> GIVEN REQUEST
Examine the entries and show every line in which the word "внутрь" is found.

> Stored items
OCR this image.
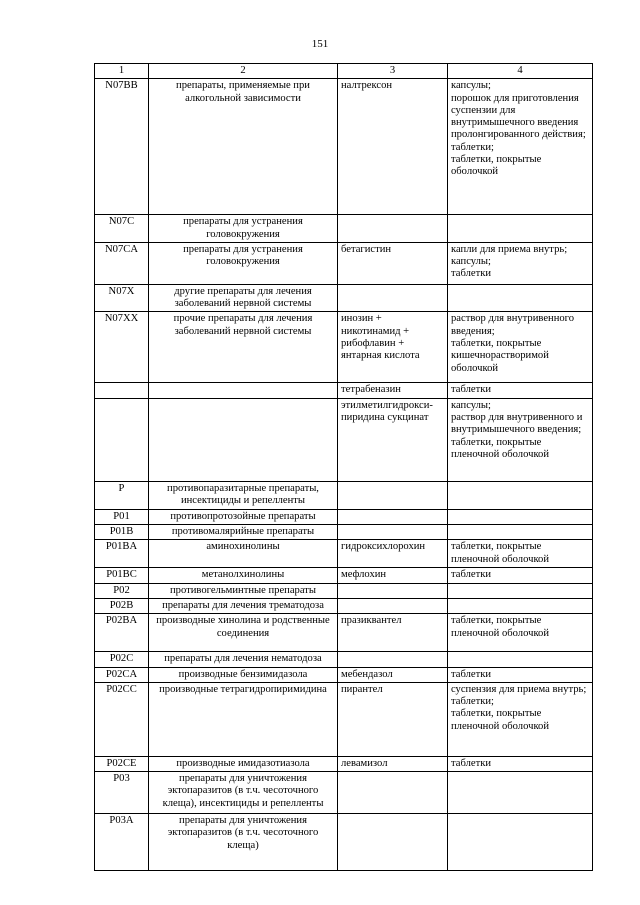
151
1	2	3	4
N07BB	препараты, применяемые при алкогольной зависимости	налтрексон	капсулы;
порошок для приготовления суспензии для внутримышечного введения пролонгированного действия;
таблетки;
таблетки, покрытые оболочкой
N07C	препараты для устранения головокружения		
N07CA	препараты для устранения головокружения	бетагистин	капли для приема внутрь;
капсулы;
таблетки
N07X	другие препараты для лечения заболеваний нервной системы		
N07XX	прочие препараты для лечения заболеваний нервной системы	инозин +
никотинамид +
рибофлавин +
янтарная кислота	раствор для внутривенного введения;
таблетки, покрытые кишечнорастворимой оболочкой
		тетрабеназин	таблетки
		этилметилгидрокси-
пиридина сукцинат	капсулы;
раствор для внутривенного и внутримышечного введения;
таблетки, покрытые пленочной оболочкой
P	противопаразитарные препараты, инсектициды и репелленты		
P01	противопротозойные препараты		
P01B	противомалярийные препараты		
P01BA	аминохинолины	гидроксихлорохин	таблетки, покрытые пленочной оболочкой
P01BC	метанолхинолины	мефлохин	таблетки
P02	противогельминтные препараты		
P02B	препараты для лечения трематодоза		
P02BA	производные хинолина и родственные соединения	празиквантел	таблетки, покрытые пленочной оболочкой
P02C	препараты для лечения нематодоза		
P02CA	производные бензимидазола	мебендазол	таблетки
P02CC	производные тетрагидропиримидина	пирантел	суспензия для приема внутрь;
таблетки;
таблетки, покрытые пленочной оболочкой
P02CE	производные имидазотиазола	левамизол	таблетки
P03	препараты для уничтожения эктопаразитов (в т.ч. чесоточного клеща), инсектициды и репелленты		
P03A	препараты для уничтожения эктопаразитов (в т.ч. чесоточного клеща)		
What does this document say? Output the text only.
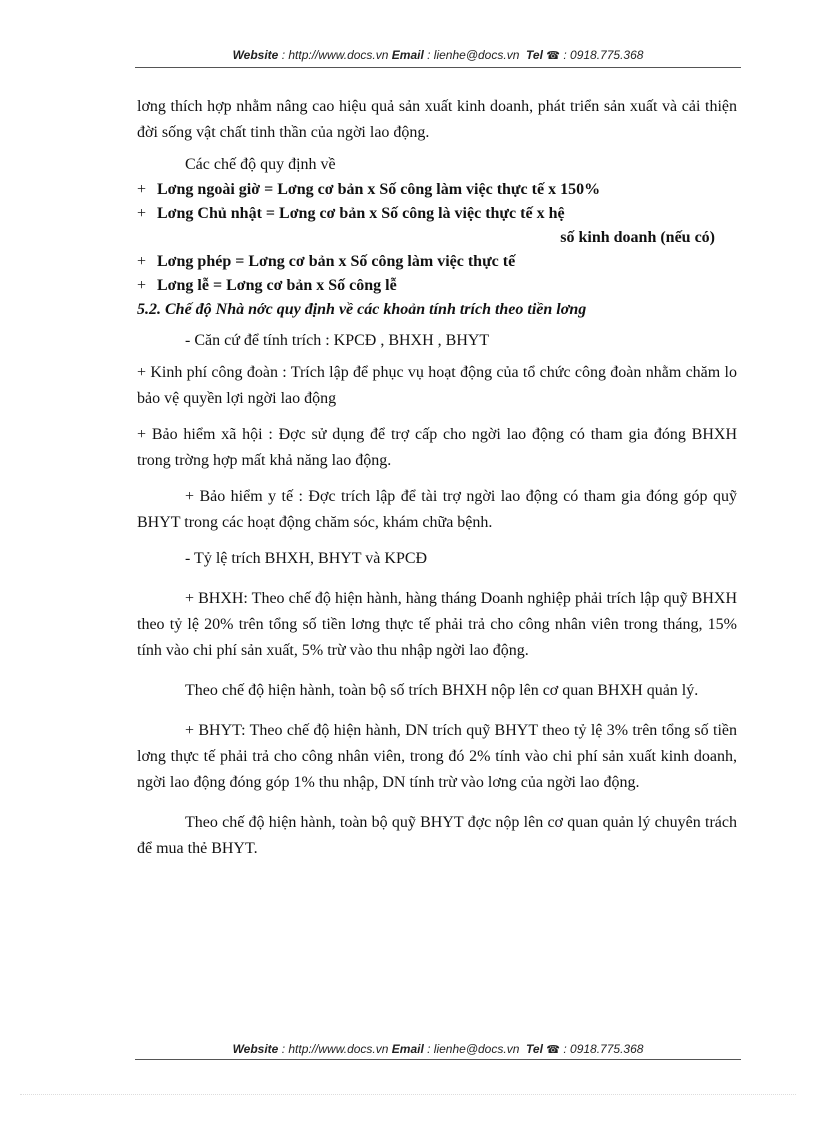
Website : http://www.docs.vn Email : lienhe@docs.vn Tel ☎ : 0918.775.368

lơng thích hợp nhằm nâng cao hiệu quả sản xuất kinh doanh, phát triển sản xuất và cải thiện đời sống vật chất tinh thần của ngời lao động.

Các chế độ quy định về

+ Lơng ngoài giờ = Lơng cơ bản x Số công làm việc thực tế x 150%

+ Lơng Chủ nhật = Lơng cơ bản x Số công là việc thực tế x hệ

số kinh doanh (nếu có)

+ Lơng phép = Lơng cơ bản x Số công làm việc thực tế

+ Lơng lễ = Lơng cơ bản x Số công lễ

5.2. Chế độ Nhà nớc quy định về các khoản tính trích theo tiền lơng

- Căn cứ để tính trích : KPCĐ , BHXH , BHYT

+ Kinh phí công đoàn : Trích lập để phục vụ hoạt động của tổ chức công đoàn nhằm chăm lo bảo vệ quyền lợi ngời lao động

+ Bảo hiểm xã hội : Đợc sử dụng để trợ cấp cho ngời lao động có tham gia đóng BHXH trong trờng hợp mất khả năng lao động.

+ Bảo hiểm y tế : Đợc trích lập để tài trợ ngời lao động có tham gia đóng góp quỹ BHYT trong các hoạt động chăm sóc, khám chữa bệnh.

- Tỷ lệ trích BHXH, BHYT và KPCĐ

+ BHXH: Theo chế độ hiện hành, hàng tháng Doanh nghiệp phải trích lập quỹ BHXH theo tỷ lệ 20% trên tổng số tiền lơng thực tế phải trả cho công nhân viên trong tháng, 15% tính vào chi phí sản xuất, 5% trừ vào thu nhập ngời lao động.

Theo chế độ hiện hành, toàn bộ số trích BHXH nộp lên cơ quan BHXH quản lý.

+ BHYT: Theo chế độ hiện hành, DN trích quỹ BHYT theo tỷ lệ 3% trên tổng số tiền lơng thực tế phải trả cho công nhân viên, trong đó 2% tính vào chi phí sản xuất kinh doanh, ngời lao động đóng góp 1% thu nhập, DN tính trừ vào lơng của ngời lao động.

Theo chế độ hiện hành, toàn bộ quỹ BHYT đợc nộp lên cơ quan quản lý chuyên trách để mua thẻ BHYT.

Website : http://www.docs.vn Email : lienhe@docs.vn Tel ☎ : 0918.775.368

> OUTPUT BELOW
N07CA	препараты для устранения головокружения	бетагистин	капли для приема внутрь;
P02CC	производные тетрагидропиримидина	пирантел	суспензия для приема внутрь;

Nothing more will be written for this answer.